▸ **TASK GOAL**: Repeat, exactly and completely, the entries shown underneath.

begin

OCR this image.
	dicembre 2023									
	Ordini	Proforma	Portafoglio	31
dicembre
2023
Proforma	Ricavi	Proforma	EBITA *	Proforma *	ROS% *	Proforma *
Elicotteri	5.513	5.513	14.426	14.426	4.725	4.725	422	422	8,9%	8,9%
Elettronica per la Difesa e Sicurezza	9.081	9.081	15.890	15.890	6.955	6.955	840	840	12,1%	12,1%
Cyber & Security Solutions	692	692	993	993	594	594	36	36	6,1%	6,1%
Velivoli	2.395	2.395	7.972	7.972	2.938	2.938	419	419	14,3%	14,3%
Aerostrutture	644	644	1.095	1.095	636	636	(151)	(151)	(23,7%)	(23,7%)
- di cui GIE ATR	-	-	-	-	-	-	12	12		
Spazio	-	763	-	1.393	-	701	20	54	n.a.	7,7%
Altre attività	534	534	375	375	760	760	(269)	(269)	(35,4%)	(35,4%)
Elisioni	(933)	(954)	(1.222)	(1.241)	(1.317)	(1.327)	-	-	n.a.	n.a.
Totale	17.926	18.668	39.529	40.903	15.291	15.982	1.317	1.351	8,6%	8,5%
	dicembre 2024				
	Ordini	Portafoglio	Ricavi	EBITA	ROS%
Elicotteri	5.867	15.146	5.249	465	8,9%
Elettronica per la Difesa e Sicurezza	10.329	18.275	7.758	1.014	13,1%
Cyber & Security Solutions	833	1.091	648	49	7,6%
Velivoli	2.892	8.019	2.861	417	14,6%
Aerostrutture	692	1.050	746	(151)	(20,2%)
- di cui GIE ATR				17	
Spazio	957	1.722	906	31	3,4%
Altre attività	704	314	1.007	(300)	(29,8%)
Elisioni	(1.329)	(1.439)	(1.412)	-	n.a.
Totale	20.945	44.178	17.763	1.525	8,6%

end

▸ **COMPLETE RESPONSE**:
OCR this image.
	dicembre 2023									
	Ordini	Proforma	Portafoglio	31
dicembre
2023
Proforma	Ricavi	Proforma	EBITA *	Proforma *	ROS% *	Proforma *
Elicotteri	5.513	5.513	14.426	14.426	4.725	4.725	422	422	8,9%	8,9%
Elettronica per la Difesa e Sicurezza	9.081	9.081	15.890	15.890	6.955	6.955	840	840	12,1%	12,1%
Cyber & Security Solutions	692	692	993	993	594	594	36	36	6,1%	6,1%
Velivoli	2.395	2.395	7.972	7.972	2.938	2.938	419	419	14,3%	14,3%
Aerostrutture	644	644	1.095	1.095	636	636	(151)	(151)	(23,7%)	(23,7%)
- di cui GIE ATR	-	-	-	-	-	-	12	12		
Spazio	-	763	-	1.393	-	701	20	54	n.a.	7,7%
Altre attività	534	534	375	375	760	760	(269)	(269)	(35,4%)	(35,4%)
Elisioni	(933)	(954)	(1.222)	(1.241)	(1.317)	(1.327)	-	-	n.a.	n.a.
Totale	17.926	18.668	39.529	40.903	15.291	15.982	1.317	1.351	8,6%	8,5%
	dicembre 2024				
	Ordini	Portafoglio	Ricavi	EBITA	ROS%
Elicotteri	5.867	15.146	5.249	465	8,9%
Elettronica per la Difesa e Sicurezza	10.329	18.275	7.758	1.014	13,1%
Cyber & Security Solutions	833	1.091	648	49	7,6%
Velivoli	2.892	8.019	2.861	417	14,6%
Aerostrutture	692	1.050	746	(151)	(20,2%)
- di cui GIE ATR				17	
Spazio	957	1.722	906	31	3,4%
Altre attività	704	314	1.007	(300)	(29,8%)
Elisioni	(1.329)	(1.439)	(1.412)	-	n.a.
Totale	20.945	44.178	17.763	1.525	8,6%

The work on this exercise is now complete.